> [AIM]: State the number of lines that hold the string "What", with nothing added.

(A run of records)
[Start]

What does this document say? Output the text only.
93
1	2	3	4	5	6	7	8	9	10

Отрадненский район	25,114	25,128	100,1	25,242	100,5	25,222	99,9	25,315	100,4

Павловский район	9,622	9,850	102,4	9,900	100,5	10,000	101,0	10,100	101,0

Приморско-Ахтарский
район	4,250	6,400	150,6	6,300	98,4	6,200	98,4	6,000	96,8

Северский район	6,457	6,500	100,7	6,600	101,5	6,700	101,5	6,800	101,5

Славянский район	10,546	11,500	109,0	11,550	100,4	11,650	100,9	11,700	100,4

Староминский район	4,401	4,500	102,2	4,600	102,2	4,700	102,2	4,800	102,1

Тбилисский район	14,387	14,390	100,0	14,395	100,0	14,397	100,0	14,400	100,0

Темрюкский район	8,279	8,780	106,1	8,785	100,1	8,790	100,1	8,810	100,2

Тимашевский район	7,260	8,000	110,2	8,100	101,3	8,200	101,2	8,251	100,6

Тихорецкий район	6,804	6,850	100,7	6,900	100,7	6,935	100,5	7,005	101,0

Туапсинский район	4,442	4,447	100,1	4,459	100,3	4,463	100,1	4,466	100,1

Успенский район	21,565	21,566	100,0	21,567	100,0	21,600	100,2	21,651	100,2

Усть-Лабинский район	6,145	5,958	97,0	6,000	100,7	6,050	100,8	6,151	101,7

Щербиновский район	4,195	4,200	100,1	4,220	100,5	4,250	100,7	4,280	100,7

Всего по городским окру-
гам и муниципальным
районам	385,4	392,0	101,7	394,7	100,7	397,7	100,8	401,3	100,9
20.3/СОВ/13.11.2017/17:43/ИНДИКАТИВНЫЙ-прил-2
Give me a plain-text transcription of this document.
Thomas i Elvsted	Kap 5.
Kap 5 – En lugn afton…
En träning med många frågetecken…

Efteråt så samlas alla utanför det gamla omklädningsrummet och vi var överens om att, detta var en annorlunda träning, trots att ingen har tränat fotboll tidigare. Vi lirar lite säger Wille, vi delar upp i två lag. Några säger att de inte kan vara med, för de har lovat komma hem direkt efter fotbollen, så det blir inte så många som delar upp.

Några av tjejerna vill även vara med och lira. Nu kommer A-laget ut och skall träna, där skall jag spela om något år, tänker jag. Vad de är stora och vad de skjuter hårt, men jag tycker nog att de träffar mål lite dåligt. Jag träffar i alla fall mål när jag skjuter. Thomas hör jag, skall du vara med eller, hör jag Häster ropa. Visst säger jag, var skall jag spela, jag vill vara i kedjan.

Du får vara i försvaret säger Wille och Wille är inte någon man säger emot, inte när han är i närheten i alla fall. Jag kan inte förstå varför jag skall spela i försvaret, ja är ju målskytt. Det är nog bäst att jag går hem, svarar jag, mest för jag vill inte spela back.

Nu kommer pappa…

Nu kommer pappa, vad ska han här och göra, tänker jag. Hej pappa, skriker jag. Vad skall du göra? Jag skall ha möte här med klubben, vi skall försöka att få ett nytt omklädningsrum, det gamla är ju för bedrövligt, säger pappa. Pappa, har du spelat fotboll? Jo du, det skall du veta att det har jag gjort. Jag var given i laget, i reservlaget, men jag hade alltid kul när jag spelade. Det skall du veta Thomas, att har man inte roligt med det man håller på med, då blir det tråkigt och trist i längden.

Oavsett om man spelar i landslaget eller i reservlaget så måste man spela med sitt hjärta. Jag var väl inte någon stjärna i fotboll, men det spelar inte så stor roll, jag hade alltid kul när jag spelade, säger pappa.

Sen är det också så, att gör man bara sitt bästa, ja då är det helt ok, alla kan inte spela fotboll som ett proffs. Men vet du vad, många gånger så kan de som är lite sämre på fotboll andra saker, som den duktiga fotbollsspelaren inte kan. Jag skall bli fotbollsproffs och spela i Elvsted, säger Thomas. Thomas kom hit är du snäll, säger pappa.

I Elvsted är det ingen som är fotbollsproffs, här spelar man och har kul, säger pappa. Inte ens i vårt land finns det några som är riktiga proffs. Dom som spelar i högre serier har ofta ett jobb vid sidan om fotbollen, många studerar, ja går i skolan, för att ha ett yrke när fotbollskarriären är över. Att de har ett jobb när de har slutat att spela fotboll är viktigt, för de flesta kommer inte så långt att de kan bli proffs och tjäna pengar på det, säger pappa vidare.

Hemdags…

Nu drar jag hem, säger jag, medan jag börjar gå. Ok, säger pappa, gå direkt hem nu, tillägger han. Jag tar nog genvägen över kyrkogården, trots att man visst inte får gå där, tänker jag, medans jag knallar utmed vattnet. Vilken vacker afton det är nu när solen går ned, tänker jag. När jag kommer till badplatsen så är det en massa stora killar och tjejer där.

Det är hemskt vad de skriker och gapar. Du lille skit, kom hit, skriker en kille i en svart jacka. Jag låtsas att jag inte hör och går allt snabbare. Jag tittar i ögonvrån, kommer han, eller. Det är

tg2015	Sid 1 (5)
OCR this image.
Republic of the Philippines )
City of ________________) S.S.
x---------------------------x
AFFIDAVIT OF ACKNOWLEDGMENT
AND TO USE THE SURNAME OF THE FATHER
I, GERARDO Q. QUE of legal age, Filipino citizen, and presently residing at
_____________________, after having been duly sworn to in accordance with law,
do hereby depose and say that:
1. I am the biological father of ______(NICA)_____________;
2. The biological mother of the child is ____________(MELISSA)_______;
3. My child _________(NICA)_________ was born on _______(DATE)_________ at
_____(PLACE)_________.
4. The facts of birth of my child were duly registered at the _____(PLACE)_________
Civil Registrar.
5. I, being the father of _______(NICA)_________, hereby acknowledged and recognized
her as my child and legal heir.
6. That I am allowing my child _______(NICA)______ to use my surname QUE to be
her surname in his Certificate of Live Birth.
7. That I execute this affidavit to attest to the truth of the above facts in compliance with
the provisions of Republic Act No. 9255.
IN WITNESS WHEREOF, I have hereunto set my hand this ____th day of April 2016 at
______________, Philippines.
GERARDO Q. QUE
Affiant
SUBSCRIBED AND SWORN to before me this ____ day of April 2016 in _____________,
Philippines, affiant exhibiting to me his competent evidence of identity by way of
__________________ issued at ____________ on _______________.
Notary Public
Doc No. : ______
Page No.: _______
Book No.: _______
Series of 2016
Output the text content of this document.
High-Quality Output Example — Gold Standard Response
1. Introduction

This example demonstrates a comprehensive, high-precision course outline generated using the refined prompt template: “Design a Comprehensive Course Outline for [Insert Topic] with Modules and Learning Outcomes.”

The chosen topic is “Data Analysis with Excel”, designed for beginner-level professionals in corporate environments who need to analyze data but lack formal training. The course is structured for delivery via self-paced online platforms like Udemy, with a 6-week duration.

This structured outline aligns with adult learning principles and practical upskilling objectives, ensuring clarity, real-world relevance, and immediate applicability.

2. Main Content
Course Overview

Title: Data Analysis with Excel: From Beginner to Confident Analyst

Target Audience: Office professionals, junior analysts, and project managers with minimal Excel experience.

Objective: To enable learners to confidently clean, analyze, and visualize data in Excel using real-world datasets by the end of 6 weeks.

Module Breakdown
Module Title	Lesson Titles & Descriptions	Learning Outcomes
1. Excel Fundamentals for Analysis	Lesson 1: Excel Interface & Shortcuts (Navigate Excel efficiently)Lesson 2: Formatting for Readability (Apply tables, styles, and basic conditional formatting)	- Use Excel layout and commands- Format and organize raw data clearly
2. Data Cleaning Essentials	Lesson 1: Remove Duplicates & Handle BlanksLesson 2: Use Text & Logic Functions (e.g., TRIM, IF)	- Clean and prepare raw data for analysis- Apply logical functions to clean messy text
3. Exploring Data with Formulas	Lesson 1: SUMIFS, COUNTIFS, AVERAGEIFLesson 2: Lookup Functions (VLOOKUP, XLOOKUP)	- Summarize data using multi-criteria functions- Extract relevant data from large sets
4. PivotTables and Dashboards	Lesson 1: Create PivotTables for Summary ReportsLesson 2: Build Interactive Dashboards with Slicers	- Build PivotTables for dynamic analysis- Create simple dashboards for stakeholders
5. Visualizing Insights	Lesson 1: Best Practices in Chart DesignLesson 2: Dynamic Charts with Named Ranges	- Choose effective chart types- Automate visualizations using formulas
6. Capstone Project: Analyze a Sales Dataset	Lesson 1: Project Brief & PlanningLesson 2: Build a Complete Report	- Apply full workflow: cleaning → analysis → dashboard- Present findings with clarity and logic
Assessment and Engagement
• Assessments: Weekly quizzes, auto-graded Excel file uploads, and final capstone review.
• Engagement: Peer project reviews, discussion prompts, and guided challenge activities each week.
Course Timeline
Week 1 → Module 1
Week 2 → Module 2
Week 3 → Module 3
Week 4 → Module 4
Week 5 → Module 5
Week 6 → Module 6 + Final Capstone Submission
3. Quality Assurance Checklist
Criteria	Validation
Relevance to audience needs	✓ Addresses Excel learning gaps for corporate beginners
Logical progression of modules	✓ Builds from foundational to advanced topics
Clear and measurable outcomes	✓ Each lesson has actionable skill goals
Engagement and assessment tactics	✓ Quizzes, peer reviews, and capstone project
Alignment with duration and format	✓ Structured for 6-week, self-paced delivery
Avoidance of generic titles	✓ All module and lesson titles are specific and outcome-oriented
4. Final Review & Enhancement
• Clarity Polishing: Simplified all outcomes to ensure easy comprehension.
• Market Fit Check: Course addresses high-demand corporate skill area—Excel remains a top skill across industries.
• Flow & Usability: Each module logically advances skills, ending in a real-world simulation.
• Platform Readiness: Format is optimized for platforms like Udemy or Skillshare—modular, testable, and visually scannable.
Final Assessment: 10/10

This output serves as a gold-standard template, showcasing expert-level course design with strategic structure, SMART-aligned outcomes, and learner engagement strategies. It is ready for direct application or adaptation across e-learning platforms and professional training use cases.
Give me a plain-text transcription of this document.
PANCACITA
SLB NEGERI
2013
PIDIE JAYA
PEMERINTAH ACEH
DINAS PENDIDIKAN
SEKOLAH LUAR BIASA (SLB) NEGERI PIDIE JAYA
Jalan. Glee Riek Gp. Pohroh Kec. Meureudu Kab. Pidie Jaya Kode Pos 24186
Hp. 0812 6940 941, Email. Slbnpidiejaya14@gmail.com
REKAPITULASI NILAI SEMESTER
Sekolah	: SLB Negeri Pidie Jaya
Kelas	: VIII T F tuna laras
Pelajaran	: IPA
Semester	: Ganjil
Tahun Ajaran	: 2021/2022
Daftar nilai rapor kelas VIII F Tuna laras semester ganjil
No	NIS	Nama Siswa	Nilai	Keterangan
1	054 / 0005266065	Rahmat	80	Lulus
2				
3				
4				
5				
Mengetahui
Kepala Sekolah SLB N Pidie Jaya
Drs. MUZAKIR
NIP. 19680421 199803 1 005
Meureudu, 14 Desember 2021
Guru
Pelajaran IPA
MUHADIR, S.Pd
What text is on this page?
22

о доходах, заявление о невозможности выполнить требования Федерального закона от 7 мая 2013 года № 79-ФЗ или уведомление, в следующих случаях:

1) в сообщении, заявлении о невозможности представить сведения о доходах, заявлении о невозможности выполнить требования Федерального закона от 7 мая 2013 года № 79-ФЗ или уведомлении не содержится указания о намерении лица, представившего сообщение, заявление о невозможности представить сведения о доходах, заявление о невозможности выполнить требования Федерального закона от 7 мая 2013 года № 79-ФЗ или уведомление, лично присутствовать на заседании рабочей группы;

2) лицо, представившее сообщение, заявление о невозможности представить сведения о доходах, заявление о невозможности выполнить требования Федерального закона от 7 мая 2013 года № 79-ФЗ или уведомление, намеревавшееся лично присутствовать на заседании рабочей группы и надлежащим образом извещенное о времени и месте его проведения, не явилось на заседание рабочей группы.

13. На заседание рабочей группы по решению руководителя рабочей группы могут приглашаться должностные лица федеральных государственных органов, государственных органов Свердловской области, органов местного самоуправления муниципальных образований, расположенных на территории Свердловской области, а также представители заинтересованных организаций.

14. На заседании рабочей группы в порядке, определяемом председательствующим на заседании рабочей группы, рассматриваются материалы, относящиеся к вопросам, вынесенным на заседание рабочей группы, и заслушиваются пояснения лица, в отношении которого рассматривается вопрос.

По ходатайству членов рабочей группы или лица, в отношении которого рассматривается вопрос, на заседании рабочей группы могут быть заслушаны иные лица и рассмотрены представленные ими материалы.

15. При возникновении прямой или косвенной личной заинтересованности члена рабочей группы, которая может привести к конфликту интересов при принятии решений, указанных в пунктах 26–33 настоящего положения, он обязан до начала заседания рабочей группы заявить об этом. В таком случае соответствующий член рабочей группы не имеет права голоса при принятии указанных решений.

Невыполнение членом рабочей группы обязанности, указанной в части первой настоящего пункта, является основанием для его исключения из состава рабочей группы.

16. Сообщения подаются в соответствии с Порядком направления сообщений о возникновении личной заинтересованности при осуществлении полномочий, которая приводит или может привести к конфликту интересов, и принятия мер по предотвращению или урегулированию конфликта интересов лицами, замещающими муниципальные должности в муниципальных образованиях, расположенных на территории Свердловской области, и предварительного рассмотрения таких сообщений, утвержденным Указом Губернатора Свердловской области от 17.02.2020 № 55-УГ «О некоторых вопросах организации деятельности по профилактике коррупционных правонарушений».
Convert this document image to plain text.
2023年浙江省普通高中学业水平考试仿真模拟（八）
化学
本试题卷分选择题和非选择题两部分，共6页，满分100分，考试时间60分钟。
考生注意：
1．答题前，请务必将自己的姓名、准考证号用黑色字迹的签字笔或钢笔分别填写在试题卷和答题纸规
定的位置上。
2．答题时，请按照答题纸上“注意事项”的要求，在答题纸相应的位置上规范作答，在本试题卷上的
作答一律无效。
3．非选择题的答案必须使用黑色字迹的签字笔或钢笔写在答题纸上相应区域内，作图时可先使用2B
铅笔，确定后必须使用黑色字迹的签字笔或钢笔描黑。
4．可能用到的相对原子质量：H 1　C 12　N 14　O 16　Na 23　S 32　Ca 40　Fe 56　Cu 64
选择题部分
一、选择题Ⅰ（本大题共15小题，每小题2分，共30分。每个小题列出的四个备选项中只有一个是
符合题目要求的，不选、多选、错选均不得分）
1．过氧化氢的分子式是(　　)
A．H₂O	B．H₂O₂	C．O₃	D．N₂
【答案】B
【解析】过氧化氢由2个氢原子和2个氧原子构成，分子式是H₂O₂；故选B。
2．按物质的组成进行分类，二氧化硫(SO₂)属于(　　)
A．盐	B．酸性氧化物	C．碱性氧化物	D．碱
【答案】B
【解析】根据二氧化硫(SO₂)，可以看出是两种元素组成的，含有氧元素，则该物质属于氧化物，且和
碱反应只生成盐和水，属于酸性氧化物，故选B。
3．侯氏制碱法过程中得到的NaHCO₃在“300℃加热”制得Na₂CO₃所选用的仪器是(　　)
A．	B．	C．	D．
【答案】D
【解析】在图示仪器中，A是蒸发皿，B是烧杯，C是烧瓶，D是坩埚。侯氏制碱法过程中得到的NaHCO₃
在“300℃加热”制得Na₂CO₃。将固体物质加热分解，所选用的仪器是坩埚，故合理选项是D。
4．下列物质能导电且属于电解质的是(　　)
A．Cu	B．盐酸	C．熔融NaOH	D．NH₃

[End]

> [THE RESPONSE]: 2